» **Written request**
The complete listing should be restated exactly.

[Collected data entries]
• • • •
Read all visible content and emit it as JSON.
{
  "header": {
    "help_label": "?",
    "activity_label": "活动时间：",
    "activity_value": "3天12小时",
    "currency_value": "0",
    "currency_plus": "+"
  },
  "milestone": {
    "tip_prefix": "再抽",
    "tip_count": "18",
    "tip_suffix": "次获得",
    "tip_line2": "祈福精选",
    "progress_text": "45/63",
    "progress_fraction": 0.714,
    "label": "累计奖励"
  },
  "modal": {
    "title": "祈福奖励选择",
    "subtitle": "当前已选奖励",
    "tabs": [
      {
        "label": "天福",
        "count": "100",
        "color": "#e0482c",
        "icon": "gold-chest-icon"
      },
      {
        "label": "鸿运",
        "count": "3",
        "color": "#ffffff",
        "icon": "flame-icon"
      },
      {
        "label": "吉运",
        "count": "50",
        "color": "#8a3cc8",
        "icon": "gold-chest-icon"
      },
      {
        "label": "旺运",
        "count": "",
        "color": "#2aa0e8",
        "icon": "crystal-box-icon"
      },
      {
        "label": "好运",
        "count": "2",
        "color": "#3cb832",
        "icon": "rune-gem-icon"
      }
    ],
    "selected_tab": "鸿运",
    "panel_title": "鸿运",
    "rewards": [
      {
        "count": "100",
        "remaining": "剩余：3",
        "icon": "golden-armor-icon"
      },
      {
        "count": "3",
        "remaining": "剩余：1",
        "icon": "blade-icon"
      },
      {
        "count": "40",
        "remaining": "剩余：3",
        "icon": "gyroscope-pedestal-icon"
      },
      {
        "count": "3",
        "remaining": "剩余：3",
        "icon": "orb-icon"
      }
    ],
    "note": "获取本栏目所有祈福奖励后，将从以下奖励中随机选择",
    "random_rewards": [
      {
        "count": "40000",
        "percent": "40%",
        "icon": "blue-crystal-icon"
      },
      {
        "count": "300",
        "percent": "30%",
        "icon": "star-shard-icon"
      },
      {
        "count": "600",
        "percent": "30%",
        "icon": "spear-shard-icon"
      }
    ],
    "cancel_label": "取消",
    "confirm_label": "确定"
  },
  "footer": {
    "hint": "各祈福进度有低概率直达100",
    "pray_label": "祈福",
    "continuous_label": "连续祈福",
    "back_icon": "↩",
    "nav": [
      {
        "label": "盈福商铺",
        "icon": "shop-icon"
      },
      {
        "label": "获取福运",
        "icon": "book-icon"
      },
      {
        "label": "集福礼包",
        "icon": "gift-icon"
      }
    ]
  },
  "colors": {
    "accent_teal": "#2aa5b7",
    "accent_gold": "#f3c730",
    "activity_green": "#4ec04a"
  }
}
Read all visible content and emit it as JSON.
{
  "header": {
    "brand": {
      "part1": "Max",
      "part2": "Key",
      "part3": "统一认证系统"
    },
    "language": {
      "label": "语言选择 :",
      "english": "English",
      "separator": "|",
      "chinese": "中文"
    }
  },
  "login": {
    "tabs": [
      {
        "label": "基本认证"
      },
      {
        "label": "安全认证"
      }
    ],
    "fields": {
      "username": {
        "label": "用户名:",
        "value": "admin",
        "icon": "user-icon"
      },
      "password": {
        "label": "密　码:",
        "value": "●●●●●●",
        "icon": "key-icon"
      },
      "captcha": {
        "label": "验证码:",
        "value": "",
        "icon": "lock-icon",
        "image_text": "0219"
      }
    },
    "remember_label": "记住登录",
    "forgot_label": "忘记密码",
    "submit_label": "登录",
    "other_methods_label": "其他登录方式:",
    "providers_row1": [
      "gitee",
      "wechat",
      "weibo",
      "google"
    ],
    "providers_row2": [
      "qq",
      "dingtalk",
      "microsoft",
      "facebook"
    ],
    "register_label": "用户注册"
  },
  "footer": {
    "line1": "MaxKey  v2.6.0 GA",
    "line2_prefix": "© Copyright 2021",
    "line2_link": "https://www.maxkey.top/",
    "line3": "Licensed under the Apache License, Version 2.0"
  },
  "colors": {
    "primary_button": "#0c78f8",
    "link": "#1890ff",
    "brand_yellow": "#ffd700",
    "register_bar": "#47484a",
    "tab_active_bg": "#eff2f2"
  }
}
• • • •
» **Completed task**
Read all visible content and emit it as JSON.
{
  "header": {
    "help_label": "?",
    "activity_label": "活动时间：",
    "activity_value": "3天12小时",
    "currency_value": "0",
    "currency_plus": "+"
  },
  "milestone": {
    "tip_prefix": "再抽",
    "tip_count": "18",
    "tip_suffix": "次获得",
    "tip_line2": "祈福精选",
    "progress_text": "45/63",
    "progress_fraction": 0.714,
    "label": "累计奖励"
  },
  "modal": {
    "title": "祈福奖励选择",
    "subtitle": "当前已选奖励",
    "tabs": [
      {
        "label": "天福",
        "count": "100",
        "color": "#e0482c",
        "icon": "gold-chest-icon"
      },
      {
        "label": "鸿运",
        "count": "3",
        "color": "#ffffff",
        "icon": "flame-icon"
      },
      {
        "label": "吉运",
        "count": "50",
        "color": "#8a3cc8",
        "icon": "gold-chest-icon"
      },
      {
        "label": "旺运",
        "count": "",
        "color": "#2aa0e8",
        "icon": "crystal-box-icon"
      },
      {
        "label": "好运",
        "count": "2",
        "color": "#3cb832",
        "icon": "rune-gem-icon"
      }
    ],
    "selected_tab": "鸿运",
    "panel_title": "鸿运",
    "rewards": [
      {
        "count": "100",
        "remaining": "剩余：3",
        "icon": "golden-armor-icon"
      },
      {
        "count": "3",
        "remaining": "剩余：1",
        "icon": "blade-icon"
      },
      {
        "count": "40",
        "remaining": "剩余：3",
        "icon": "gyroscope-pedestal-icon"
      },
      {
        "count": "3",
        "remaining": "剩余：3",
        "icon": "orb-icon"
      }
    ],
    "note": "获取本栏目所有祈福奖励后，将从以下奖励中随机选择",
    "random_rewards": [
      {
        "count": "40000",
        "percent": "40%",
        "icon": "blue-crystal-icon"
      },
      {
        "count": "300",
        "percent": "30%",
        "icon": "star-shard-icon"
      },
      {
        "count": "600",
        "percent": "30%",
        "icon": "spear-shard-icon"
      }
    ],
    "cancel_label": "取消",
    "confirm_label": "确定"
  },
  "footer": {
    "hint": "各祈福进度有低概率直达100",
    "pray_label": "祈福",
    "continuous_label": "连续祈福",
    "back_icon": "↩",
    "nav": [
      {
        "label": "盈福商铺",
        "icon": "shop-icon"
      },
      {
        "label": "获取福运",
        "icon": "book-icon"
      },
      {
        "label": "集福礼包",
        "icon": "gift-icon"
      }
    ]
  },
  "colors": {
    "accent_teal": "#2aa5b7",
    "accent_gold": "#f3c730",
    "activity_green": "#4ec04a"
  }
}
Read all visible content and emit it as JSON.
{
  "header": {
    "brand": {
      "part1": "Max",
      "part2": "Key",
      "part3": "统一认证系统"
    },
    "language": {
      "label": "语言选择 :",
      "english": "English",
      "separator": "|",
      "chinese": "中文"
    }
  },
  "login": {
    "tabs": [
      {
        "label": "基本认证"
      },
      {
        "label": "安全认证"
      }
    ],
    "fields": {
      "username": {
        "label": "用户名:",
        "value": "admin",
        "icon": "user-icon"
      },
      "password": {
        "label": "密　码:",
        "value": "●●●●●●",
        "icon": "key-icon"
      },
      "captcha": {
        "label": "验证码:",
        "value": "",
        "icon": "lock-icon",
        "image_text": "0219"
      }
    },
    "remember_label": "记住登录",
    "forgot_label": "忘记密码",
    "submit_label": "登录",
    "other_methods_label": "其他登录方式:",
    "providers_row1": [
      "gitee",
      "wechat",
      "weibo",
      "google"
    ],
    "providers_row2": [
      "qq",
      "dingtalk",
      "microsoft",
      "facebook"
    ],
    "register_label": "用户注册"
  },
  "footer": {
    "line1": "MaxKey  v2.6.0 GA",
    "line2_prefix": "© Copyright 2021",
    "line2_link": "https://www.maxkey.top/",
    "line3": "Licensed under the Apache License, Version 2.0"
  },
  "colors": {
    "primary_button": "#0c78f8",
    "link": "#1890ff",
    "brand_yellow": "#ffd700",
    "register_bar": "#47484a",
    "tab_active_bg": "#eff2f2"
  }
}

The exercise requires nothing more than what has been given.